>> start Records for the exercise

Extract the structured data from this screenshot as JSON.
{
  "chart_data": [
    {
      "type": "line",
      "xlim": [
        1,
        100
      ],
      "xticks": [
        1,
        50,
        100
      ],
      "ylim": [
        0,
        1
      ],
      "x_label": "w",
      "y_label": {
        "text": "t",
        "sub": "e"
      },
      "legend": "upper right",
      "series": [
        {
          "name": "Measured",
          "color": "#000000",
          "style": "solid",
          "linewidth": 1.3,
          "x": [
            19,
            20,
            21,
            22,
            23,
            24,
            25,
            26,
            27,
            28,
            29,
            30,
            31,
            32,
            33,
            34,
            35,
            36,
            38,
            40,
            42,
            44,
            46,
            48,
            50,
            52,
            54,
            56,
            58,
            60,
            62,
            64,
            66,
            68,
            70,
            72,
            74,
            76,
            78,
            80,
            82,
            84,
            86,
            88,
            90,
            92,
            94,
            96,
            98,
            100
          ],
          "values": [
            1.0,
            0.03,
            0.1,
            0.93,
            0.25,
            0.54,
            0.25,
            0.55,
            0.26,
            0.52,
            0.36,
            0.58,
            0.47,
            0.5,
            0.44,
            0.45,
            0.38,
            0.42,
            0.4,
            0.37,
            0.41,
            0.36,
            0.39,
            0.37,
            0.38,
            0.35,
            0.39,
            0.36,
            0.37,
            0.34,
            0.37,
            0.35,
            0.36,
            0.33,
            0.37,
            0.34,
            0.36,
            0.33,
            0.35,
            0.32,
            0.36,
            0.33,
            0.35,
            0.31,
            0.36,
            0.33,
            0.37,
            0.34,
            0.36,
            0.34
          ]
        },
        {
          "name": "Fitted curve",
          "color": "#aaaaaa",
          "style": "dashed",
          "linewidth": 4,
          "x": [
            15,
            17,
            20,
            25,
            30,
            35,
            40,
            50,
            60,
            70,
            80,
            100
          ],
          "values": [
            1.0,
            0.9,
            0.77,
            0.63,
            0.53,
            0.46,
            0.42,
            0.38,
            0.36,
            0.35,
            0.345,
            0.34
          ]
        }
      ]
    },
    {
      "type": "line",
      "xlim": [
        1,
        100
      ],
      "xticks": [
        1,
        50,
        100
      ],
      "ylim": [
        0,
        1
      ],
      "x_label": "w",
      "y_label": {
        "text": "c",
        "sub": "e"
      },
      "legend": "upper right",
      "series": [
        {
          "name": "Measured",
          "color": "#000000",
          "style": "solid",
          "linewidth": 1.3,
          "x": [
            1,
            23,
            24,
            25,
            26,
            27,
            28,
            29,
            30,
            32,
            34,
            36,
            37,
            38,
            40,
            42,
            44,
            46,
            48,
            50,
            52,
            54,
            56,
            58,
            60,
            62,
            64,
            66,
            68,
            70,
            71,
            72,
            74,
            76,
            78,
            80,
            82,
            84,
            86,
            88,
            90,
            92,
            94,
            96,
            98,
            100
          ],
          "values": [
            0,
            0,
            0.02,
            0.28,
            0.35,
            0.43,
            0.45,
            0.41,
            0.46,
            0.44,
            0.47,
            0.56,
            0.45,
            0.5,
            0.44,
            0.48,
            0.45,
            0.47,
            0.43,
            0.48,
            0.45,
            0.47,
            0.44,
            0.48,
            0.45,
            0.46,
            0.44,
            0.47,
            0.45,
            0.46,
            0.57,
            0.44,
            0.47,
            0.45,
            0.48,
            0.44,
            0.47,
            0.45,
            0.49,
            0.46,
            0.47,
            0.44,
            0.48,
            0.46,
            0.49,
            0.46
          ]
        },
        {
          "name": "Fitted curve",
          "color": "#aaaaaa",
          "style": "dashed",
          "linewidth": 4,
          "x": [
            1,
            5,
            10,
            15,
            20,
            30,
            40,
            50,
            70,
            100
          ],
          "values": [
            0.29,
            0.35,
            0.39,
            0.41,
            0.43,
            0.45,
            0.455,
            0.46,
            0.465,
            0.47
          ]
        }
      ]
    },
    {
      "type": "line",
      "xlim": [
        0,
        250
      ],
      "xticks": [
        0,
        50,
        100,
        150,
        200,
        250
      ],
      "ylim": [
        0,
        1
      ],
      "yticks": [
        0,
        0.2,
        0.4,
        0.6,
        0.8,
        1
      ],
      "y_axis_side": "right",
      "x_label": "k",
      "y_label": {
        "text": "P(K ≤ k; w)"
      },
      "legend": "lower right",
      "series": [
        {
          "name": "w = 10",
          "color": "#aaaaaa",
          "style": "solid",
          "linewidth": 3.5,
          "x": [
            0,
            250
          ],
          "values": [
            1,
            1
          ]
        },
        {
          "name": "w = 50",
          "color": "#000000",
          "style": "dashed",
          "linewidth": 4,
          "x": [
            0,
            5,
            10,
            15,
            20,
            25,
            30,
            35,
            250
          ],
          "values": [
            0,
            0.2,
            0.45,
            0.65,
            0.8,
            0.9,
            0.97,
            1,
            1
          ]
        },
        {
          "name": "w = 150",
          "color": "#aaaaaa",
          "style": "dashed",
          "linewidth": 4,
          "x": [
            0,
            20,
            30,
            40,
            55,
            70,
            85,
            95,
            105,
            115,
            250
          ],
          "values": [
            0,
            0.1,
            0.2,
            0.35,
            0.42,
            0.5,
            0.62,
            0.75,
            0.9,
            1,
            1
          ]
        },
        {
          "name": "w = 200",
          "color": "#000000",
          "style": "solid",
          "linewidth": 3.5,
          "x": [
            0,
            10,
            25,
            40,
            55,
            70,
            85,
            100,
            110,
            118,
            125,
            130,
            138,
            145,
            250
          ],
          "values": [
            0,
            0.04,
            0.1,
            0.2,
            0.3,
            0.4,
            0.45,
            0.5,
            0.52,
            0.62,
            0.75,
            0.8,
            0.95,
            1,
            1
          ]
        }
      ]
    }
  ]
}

>> end Records for the exercise
>> start Records for the exercise

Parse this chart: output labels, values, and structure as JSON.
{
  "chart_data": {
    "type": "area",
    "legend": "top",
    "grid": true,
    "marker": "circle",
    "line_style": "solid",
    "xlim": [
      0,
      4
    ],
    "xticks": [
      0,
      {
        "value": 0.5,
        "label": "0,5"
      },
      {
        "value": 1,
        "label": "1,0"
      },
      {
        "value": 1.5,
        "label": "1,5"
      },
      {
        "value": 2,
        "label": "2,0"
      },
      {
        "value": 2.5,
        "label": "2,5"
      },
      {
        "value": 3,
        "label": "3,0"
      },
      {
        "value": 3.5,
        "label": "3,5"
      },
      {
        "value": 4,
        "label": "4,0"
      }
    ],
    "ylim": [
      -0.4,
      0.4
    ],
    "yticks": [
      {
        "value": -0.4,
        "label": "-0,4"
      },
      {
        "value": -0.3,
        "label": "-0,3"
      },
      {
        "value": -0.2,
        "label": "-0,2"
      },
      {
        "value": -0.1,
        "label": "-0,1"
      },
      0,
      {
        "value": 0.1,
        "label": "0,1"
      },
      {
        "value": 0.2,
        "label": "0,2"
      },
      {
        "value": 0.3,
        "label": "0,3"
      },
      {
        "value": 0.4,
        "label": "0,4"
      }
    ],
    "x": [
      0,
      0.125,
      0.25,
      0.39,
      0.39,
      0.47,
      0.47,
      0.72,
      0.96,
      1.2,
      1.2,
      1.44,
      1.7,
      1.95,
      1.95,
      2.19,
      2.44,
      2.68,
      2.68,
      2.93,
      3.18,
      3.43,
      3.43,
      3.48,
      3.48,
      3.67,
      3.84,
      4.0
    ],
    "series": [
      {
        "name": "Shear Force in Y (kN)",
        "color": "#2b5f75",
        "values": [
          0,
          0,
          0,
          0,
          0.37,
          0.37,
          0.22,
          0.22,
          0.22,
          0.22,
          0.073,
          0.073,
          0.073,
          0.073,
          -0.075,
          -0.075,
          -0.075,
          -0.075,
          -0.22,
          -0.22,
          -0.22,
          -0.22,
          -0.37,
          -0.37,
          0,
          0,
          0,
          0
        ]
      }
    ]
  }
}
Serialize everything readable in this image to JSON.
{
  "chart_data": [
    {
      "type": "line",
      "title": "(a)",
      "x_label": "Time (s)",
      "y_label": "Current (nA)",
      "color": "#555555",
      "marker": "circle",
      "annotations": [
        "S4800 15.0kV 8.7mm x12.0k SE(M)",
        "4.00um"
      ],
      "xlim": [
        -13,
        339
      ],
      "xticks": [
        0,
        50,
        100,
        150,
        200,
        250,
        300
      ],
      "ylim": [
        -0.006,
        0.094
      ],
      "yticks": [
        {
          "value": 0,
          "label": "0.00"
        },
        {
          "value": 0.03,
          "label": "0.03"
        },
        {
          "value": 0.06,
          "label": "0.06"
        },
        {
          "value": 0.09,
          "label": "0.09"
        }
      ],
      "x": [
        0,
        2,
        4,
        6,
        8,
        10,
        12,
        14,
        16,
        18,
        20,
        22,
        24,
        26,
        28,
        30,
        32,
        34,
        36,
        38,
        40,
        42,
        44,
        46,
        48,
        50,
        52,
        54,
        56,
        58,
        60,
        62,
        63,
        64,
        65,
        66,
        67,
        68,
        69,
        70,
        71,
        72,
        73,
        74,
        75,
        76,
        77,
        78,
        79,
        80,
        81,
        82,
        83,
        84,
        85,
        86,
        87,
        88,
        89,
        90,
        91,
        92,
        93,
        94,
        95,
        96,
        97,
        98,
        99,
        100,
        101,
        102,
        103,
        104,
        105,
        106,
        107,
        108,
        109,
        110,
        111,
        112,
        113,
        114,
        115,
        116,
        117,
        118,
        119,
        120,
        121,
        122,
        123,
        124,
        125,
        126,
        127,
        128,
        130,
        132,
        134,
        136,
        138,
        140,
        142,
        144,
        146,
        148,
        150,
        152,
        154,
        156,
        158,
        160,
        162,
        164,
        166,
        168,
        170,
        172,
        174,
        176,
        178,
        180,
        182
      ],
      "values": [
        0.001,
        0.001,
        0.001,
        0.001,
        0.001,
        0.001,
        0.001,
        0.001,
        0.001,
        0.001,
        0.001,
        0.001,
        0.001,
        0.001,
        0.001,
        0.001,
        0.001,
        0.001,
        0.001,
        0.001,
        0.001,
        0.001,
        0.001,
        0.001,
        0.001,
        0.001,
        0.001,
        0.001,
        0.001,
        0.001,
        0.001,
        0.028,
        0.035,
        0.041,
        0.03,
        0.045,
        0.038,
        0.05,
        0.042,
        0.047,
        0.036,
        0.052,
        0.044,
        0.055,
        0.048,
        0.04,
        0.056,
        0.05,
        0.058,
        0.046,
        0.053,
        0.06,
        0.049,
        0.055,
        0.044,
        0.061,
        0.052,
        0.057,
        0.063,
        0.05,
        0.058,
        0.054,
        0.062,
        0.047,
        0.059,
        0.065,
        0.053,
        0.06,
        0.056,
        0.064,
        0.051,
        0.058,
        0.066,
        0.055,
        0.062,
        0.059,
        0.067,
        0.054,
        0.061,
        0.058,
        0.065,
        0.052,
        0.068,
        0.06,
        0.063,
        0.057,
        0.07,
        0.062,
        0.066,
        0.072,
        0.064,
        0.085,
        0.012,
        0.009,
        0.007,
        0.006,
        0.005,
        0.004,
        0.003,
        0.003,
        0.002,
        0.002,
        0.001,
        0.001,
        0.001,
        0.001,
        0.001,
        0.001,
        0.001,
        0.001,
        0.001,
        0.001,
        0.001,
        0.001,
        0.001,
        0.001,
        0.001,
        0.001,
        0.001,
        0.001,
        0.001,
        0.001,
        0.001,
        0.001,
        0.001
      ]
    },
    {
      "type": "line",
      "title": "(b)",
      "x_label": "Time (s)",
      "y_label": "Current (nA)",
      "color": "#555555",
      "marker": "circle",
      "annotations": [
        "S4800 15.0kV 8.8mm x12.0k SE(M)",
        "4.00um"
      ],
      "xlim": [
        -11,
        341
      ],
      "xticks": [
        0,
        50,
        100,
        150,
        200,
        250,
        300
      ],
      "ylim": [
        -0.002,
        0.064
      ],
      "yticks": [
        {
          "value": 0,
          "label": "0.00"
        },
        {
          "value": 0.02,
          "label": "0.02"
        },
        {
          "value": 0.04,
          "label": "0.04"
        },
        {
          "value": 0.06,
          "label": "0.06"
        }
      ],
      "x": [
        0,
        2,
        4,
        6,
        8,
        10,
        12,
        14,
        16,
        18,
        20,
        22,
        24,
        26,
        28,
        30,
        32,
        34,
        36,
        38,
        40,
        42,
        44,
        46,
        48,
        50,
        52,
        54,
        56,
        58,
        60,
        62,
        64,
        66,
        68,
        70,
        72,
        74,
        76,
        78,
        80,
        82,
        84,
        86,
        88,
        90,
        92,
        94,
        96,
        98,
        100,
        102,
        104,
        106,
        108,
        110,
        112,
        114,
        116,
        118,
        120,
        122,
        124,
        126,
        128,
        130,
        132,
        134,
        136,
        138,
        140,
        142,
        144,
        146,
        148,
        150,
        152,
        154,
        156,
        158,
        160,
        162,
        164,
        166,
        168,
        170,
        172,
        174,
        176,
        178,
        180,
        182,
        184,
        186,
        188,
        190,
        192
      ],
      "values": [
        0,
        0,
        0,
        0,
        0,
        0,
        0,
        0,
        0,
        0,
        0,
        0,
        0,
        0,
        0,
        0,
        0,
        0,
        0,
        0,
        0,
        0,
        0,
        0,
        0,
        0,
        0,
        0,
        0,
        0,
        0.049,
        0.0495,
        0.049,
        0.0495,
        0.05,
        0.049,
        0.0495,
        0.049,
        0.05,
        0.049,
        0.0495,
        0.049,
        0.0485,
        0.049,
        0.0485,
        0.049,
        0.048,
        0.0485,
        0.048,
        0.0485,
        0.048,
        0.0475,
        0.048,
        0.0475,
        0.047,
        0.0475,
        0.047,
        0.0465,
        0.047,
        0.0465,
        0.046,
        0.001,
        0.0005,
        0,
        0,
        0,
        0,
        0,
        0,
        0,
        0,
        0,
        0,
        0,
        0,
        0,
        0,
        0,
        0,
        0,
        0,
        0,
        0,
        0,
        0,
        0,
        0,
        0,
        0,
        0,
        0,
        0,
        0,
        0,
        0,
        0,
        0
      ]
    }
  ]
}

>> end Records for the exercise
>> start Records for the exercise

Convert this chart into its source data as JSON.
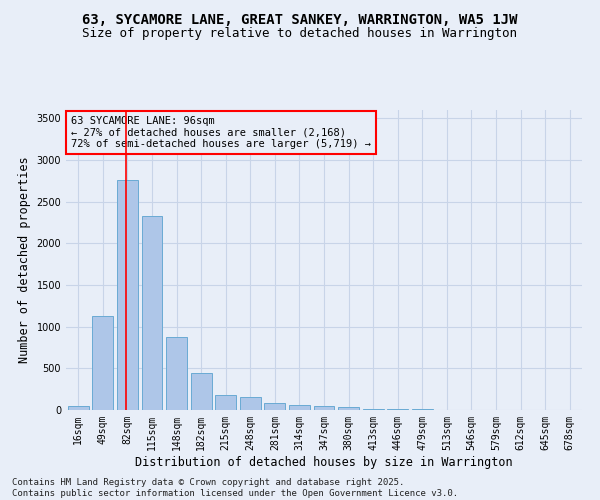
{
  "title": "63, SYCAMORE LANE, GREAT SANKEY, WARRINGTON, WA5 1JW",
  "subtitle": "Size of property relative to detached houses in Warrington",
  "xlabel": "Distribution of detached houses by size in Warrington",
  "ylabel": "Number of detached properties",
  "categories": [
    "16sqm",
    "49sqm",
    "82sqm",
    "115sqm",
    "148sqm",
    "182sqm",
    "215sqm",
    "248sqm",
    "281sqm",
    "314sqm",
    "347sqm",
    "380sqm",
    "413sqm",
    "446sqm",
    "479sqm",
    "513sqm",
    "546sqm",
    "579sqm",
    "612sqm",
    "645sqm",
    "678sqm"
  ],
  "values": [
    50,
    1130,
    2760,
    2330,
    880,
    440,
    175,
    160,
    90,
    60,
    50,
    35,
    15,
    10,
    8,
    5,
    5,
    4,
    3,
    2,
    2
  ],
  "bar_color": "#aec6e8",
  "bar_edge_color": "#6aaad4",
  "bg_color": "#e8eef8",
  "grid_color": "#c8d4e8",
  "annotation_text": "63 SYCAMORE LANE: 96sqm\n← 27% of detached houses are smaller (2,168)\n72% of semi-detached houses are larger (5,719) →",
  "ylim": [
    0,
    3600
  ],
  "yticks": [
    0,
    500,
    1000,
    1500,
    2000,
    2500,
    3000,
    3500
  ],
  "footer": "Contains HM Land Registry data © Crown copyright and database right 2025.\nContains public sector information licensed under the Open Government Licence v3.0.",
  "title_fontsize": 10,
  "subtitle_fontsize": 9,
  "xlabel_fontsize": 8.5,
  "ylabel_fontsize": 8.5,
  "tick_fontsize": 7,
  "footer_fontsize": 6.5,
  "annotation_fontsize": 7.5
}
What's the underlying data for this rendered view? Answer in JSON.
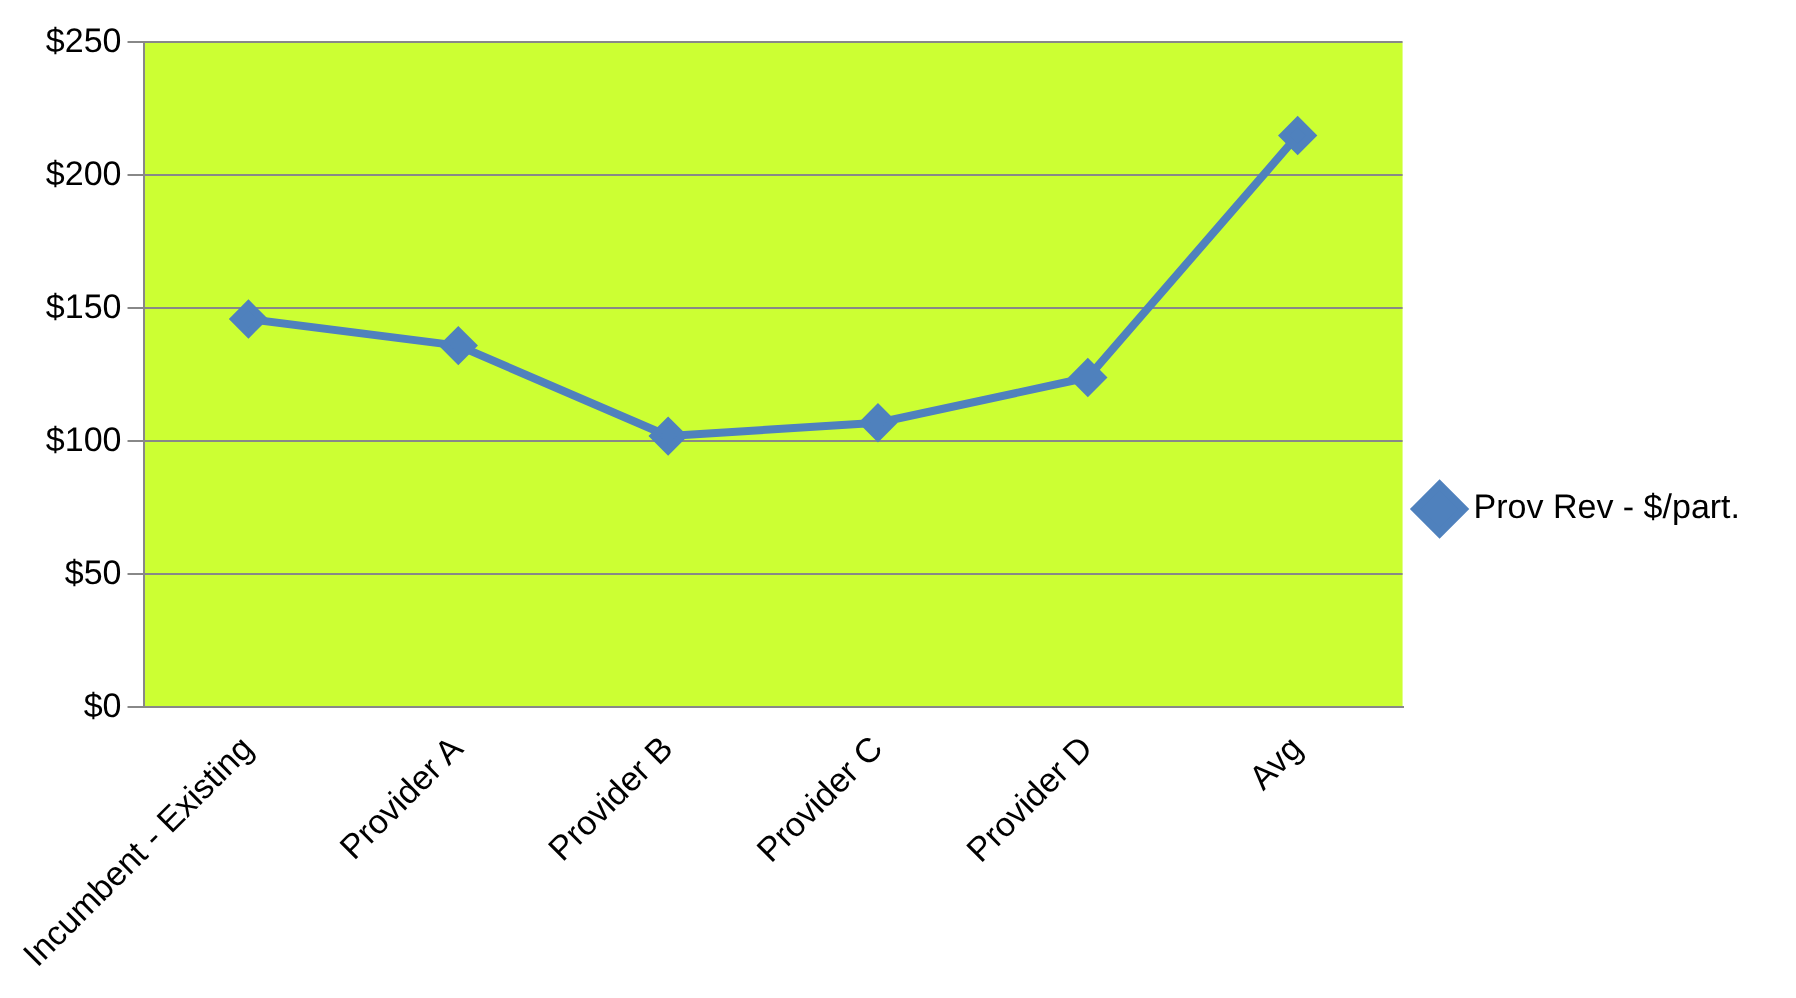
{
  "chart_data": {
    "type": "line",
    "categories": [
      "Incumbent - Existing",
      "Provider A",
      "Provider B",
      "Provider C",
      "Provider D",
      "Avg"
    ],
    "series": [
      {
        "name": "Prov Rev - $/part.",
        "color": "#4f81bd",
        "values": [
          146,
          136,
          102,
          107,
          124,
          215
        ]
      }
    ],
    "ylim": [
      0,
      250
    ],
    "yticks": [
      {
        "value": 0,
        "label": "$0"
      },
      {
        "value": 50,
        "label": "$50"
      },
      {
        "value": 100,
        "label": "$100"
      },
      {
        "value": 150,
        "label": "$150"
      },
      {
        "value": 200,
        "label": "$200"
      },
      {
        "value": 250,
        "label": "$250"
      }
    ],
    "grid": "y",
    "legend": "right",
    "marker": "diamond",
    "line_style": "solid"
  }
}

>> end Records for the exercise

## Task
Identify every line holding the word "marker" and copy it out.

## Right answer
    "marker": "circle",
      "marker": "circle",
      "marker": "circle",
    "marker": "diamond",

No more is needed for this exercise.